(Stored data entries)
================================

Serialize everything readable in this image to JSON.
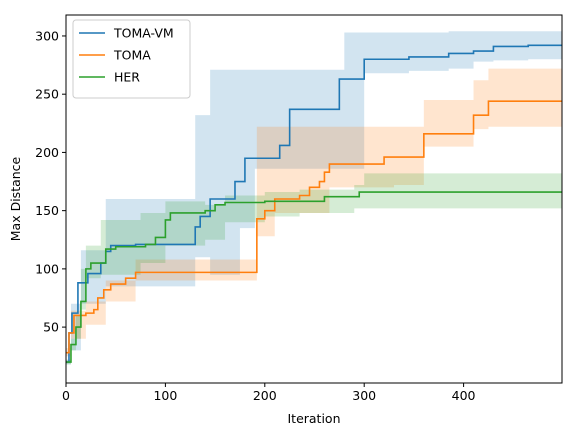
{
  "chart_data": {
    "type": "line",
    "xlabel": "Iteration",
    "ylabel": "Max Distance",
    "xlim": [
      0,
      499
    ],
    "ylim": [
      2,
      318
    ],
    "xticks": [
      0,
      100,
      200,
      300,
      400
    ],
    "yticks": [
      50,
      100,
      150,
      200,
      250,
      300
    ],
    "legend_position": "top-left",
    "grid": false,
    "series": [
      {
        "name": "TOMA-VM",
        "color": "#1f77b4",
        "steps": [
          [
            0,
            20
          ],
          [
            3,
            45
          ],
          [
            6,
            62
          ],
          [
            12,
            88
          ],
          [
            20,
            88
          ],
          [
            22,
            96
          ],
          [
            35,
            105
          ],
          [
            40,
            115
          ],
          [
            45,
            120
          ],
          [
            70,
            121
          ],
          [
            130,
            136
          ],
          [
            135,
            145
          ],
          [
            145,
            160
          ],
          [
            170,
            175
          ],
          [
            180,
            195
          ],
          [
            215,
            206
          ],
          [
            225,
            237
          ],
          [
            275,
            263
          ],
          [
            300,
            280
          ],
          [
            345,
            282
          ],
          [
            385,
            285
          ],
          [
            410,
            287
          ],
          [
            430,
            291
          ],
          [
            465,
            292
          ],
          [
            499,
            292
          ]
        ],
        "band": [
          [
            0,
            18,
            22
          ],
          [
            5,
            30,
            70
          ],
          [
            15,
            70,
            116
          ],
          [
            40,
            85,
            160
          ],
          [
            130,
            110,
            232
          ],
          [
            145,
            95,
            271
          ],
          [
            175,
            135,
            271
          ],
          [
            190,
            186,
            271
          ],
          [
            205,
            186,
            271
          ],
          [
            225,
            186,
            271
          ],
          [
            280,
            186,
            303
          ],
          [
            300,
            268,
            303
          ],
          [
            345,
            270,
            303
          ],
          [
            385,
            272,
            304
          ],
          [
            410,
            278,
            304
          ],
          [
            430,
            279,
            304
          ],
          [
            465,
            280,
            304
          ],
          [
            499,
            280,
            304
          ]
        ]
      },
      {
        "name": "TOMA",
        "color": "#ff7f0e",
        "steps": [
          [
            0,
            28
          ],
          [
            3,
            45
          ],
          [
            8,
            60
          ],
          [
            20,
            62
          ],
          [
            28,
            65
          ],
          [
            32,
            75
          ],
          [
            38,
            82
          ],
          [
            45,
            87
          ],
          [
            60,
            92
          ],
          [
            70,
            97
          ],
          [
            190,
            97
          ],
          [
            192,
            143
          ],
          [
            200,
            150
          ],
          [
            210,
            160
          ],
          [
            235,
            163
          ],
          [
            245,
            170
          ],
          [
            255,
            175
          ],
          [
            260,
            183
          ],
          [
            265,
            190
          ],
          [
            320,
            196
          ],
          [
            360,
            216
          ],
          [
            410,
            232
          ],
          [
            425,
            244
          ],
          [
            499,
            244
          ]
        ],
        "band": [
          [
            0,
            25,
            32
          ],
          [
            5,
            40,
            64
          ],
          [
            20,
            52,
            72
          ],
          [
            40,
            72,
            90
          ],
          [
            70,
            90,
            108
          ],
          [
            190,
            90,
            108
          ],
          [
            192,
            128,
            222
          ],
          [
            210,
            148,
            222
          ],
          [
            250,
            148,
            222
          ],
          [
            265,
            170,
            222
          ],
          [
            330,
            172,
            222
          ],
          [
            360,
            205,
            245
          ],
          [
            410,
            220,
            262
          ],
          [
            425,
            222,
            272
          ],
          [
            499,
            222,
            272
          ]
        ]
      },
      {
        "name": "HER",
        "color": "#2ca02c",
        "steps": [
          [
            0,
            20
          ],
          [
            5,
            35
          ],
          [
            10,
            50
          ],
          [
            15,
            72
          ],
          [
            20,
            100
          ],
          [
            25,
            105
          ],
          [
            40,
            117
          ],
          [
            50,
            119
          ],
          [
            80,
            121
          ],
          [
            90,
            127
          ],
          [
            100,
            142
          ],
          [
            105,
            148
          ],
          [
            140,
            150
          ],
          [
            150,
            155
          ],
          [
            160,
            157
          ],
          [
            200,
            158
          ],
          [
            260,
            162
          ],
          [
            295,
            166
          ],
          [
            499,
            166
          ]
        ],
        "band": [
          [
            0,
            18,
            22
          ],
          [
            5,
            30,
            40
          ],
          [
            10,
            40,
            60
          ],
          [
            15,
            65,
            100
          ],
          [
            20,
            92,
            120
          ],
          [
            35,
            95,
            142
          ],
          [
            75,
            105,
            148
          ],
          [
            100,
            120,
            158
          ],
          [
            140,
            125,
            155
          ],
          [
            160,
            140,
            163
          ],
          [
            200,
            145,
            166
          ],
          [
            235,
            148,
            168
          ],
          [
            290,
            152,
            172
          ],
          [
            300,
            152,
            182
          ],
          [
            499,
            152,
            182
          ]
        ]
      }
    ]
  }
}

================================

In the copy, include all records verbatim but no images.

## [Final result]
Serialize everything readable in this image to JSON.
{
  "chart_data": {
    "type": "line",
    "xlabel": "Iteration",
    "ylabel": "Max Distance",
    "xlim": [
      0,
      499
    ],
    "ylim": [
      2,
      318
    ],
    "xticks": [
      0,
      100,
      200,
      300,
      400
    ],
    "yticks": [
      50,
      100,
      150,
      200,
      250,
      300
    ],
    "legend_position": "top-left",
    "grid": false,
    "series": [
      {
        "name": "TOMA-VM",
        "color": "#1f77b4",
        "steps": [
          [
            0,
            20
          ],
          [
            3,
            45
          ],
          [
            6,
            62
          ],
          [
            12,
            88
          ],
          [
            20,
            88
          ],
          [
            22,
            96
          ],
          [
            35,
            105
          ],
          [
            40,
            115
          ],
          [
            45,
            120
          ],
          [
            70,
            121
          ],
          [
            130,
            136
          ],
          [
            135,
            145
          ],
          [
            145,
            160
          ],
          [
            170,
            175
          ],
          [
            180,
            195
          ],
          [
            215,
            206
          ],
          [
            225,
            237
          ],
          [
            275,
            263
          ],
          [
            300,
            280
          ],
          [
            345,
            282
          ],
          [
            385,
            285
          ],
          [
            410,
            287
          ],
          [
            430,
            291
          ],
          [
            465,
            292
          ],
          [
            499,
            292
          ]
        ],
        "band": [
          [
            0,
            18,
            22
          ],
          [
            5,
            30,
            70
          ],
          [
            15,
            70,
            116
          ],
          [
            40,
            85,
            160
          ],
          [
            130,
            110,
            232
          ],
          [
            145,
            95,
            271
          ],
          [
            175,
            135,
            271
          ],
          [
            190,
            186,
            271
          ],
          [
            205,
            186,
            271
          ],
          [
            225,
            186,
            271
          ],
          [
            280,
            186,
            303
          ],
          [
            300,
            268,
            303
          ],
          [
            345,
            270,
            303
          ],
          [
            385,
            272,
            304
          ],
          [
            410,
            278,
            304
          ],
          [
            430,
            279,
            304
          ],
          [
            465,
            280,
            304
          ],
          [
            499,
            280,
            304
          ]
        ]
      },
      {
        "name": "TOMA",
        "color": "#ff7f0e",
        "steps": [
          [
            0,
            28
          ],
          [
            3,
            45
          ],
          [
            8,
            60
          ],
          [
            20,
            62
          ],
          [
            28,
            65
          ],
          [
            32,
            75
          ],
          [
            38,
            82
          ],
          [
            45,
            87
          ],
          [
            60,
            92
          ],
          [
            70,
            97
          ],
          [
            190,
            97
          ],
          [
            192,
            143
          ],
          [
            200,
            150
          ],
          [
            210,
            160
          ],
          [
            235,
            163
          ],
          [
            245,
            170
          ],
          [
            255,
            175
          ],
          [
            260,
            183
          ],
          [
            265,
            190
          ],
          [
            320,
            196
          ],
          [
            360,
            216
          ],
          [
            410,
            232
          ],
          [
            425,
            244
          ],
          [
            499,
            244
          ]
        ],
        "band": [
          [
            0,
            25,
            32
          ],
          [
            5,
            40,
            64
          ],
          [
            20,
            52,
            72
          ],
          [
            40,
            72,
            90
          ],
          [
            70,
            90,
            108
          ],
          [
            190,
            90,
            108
          ],
          [
            192,
            128,
            222
          ],
          [
            210,
            148,
            222
          ],
          [
            250,
            148,
            222
          ],
          [
            265,
            170,
            222
          ],
          [
            330,
            172,
            222
          ],
          [
            360,
            205,
            245
          ],
          [
            410,
            220,
            262
          ],
          [
            425,
            222,
            272
          ],
          [
            499,
            222,
            272
          ]
        ]
      },
      {
        "name": "HER",
        "color": "#2ca02c",
        "steps": [
          [
            0,
            20
          ],
          [
            5,
            35
          ],
          [
            10,
            50
          ],
          [
            15,
            72
          ],
          [
            20,
            100
          ],
          [
            25,
            105
          ],
          [
            40,
            117
          ],
          [
            50,
            119
          ],
          [
            80,
            121
          ],
          [
            90,
            127
          ],
          [
            100,
            142
          ],
          [
            105,
            148
          ],
          [
            140,
            150
          ],
          [
            150,
            155
          ],
          [
            160,
            157
          ],
          [
            200,
            158
          ],
          [
            260,
            162
          ],
          [
            295,
            166
          ],
          [
            499,
            166
          ]
        ],
        "band": [
          [
            0,
            18,
            22
          ],
          [
            5,
            30,
            40
          ],
          [
            10,
            40,
            60
          ],
          [
            15,
            65,
            100
          ],
          [
            20,
            92,
            120
          ],
          [
            35,
            95,
            142
          ],
          [
            75,
            105,
            148
          ],
          [
            100,
            120,
            158
          ],
          [
            140,
            125,
            155
          ],
          [
            160,
            140,
            163
          ],
          [
            200,
            145,
            166
          ],
          [
            235,
            148,
            168
          ],
          [
            290,
            152,
            172
          ],
          [
            300,
            152,
            182
          ],
          [
            499,
            152,
            182
          ]
        ]
      }
    ]
  }
}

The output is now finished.